## [TEXT SEGMENT]
○ ○ ○

Corpora can provide different kinds of document-level information about texts (metadata). There are various approaches to classifying metadata types. The standard metadata types defined by NISO include descriptive, structural, and administrative kinds (see National Information Standards Organization). In some studies, such as those by Burnard and Calvo Tello, there are slight differences from the NISO typology. For example, Calvo Tello lists editorial metadata instead of structural metadata (Calvo Tello 2021). Burnard includes all 4 types of metadata (Burnard 2014). The ELTeC corpus also distinguishes 4 types of metadata, similar in structure to Burnard’s typology. Storing metadata in the markup according to the standardized TEI format, where the TEI Header provides a large number of metadata elements and attributes at the beginning of each file is a very flexible and powerful solution.

1.2.4 Data accessibility and copyright

Сorpora and corresponding corpus documentation (information about metadata, format, DOI and URI identification numbers for each text, etc.) can then be placed in appropriate repositories, such as for example libraries and archives, repositories like Zenodo or Figshare or cross-project infrastructure initiatives (e.g. DARIAH or CLARIN). In this way, the data are published, archived and can be used, verified or reproduced by other researches for further study. It is important to make sure that the data meet standards (e.g. TEI encoding) and are technically available (Schöch 2017).

○ ○ ○

## [DATA SEGMENT]
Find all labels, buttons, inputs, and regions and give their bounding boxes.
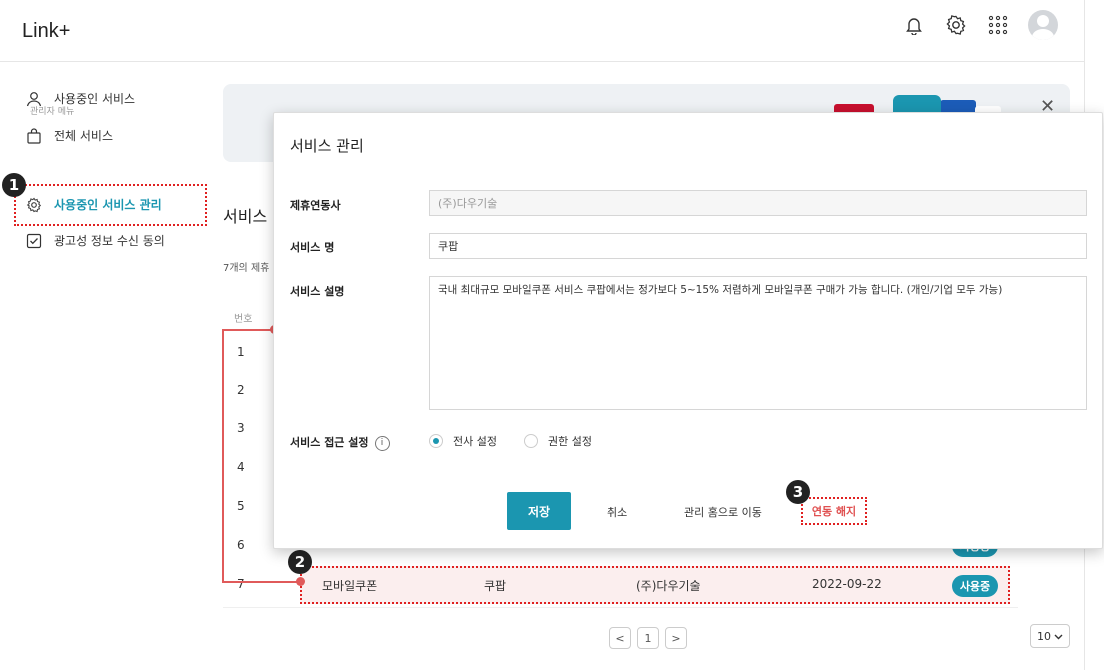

○ ○ ○

## [COMPLETE THE FOLLOWING]
a – In the corpus metadata passage, which kind of metadata does Calvo Tello list instead of structural metadata?
b – Change "verified" to "checked" in the corpus metadata passage, beginning at "1.2.4 Data accessibility" and stopping after "available (Schöch 2017).".
The listing has no connection to the corpus metadata passage.

## [ANSWERS BELOW]
a – Editorial metadata.

b –
1.2.4 Data accessibility and copyright

Сorpora and corresponding corpus documentation (information about metadata, format, DOI and URI identification numbers for each text, etc.) can then be placed in appropriate repositories, such as for example libraries and archives, repositories like Zenodo or Figshare or cross-project infrastructure initiatives (e.g. DARIAH or CLARIN). In this way, the data are published, archived and can be used, checked or reproduced by other researches for further study. It is important to make sure that the data meet standards (e.g. TEI encoding) and are technically available (Schöch 2017).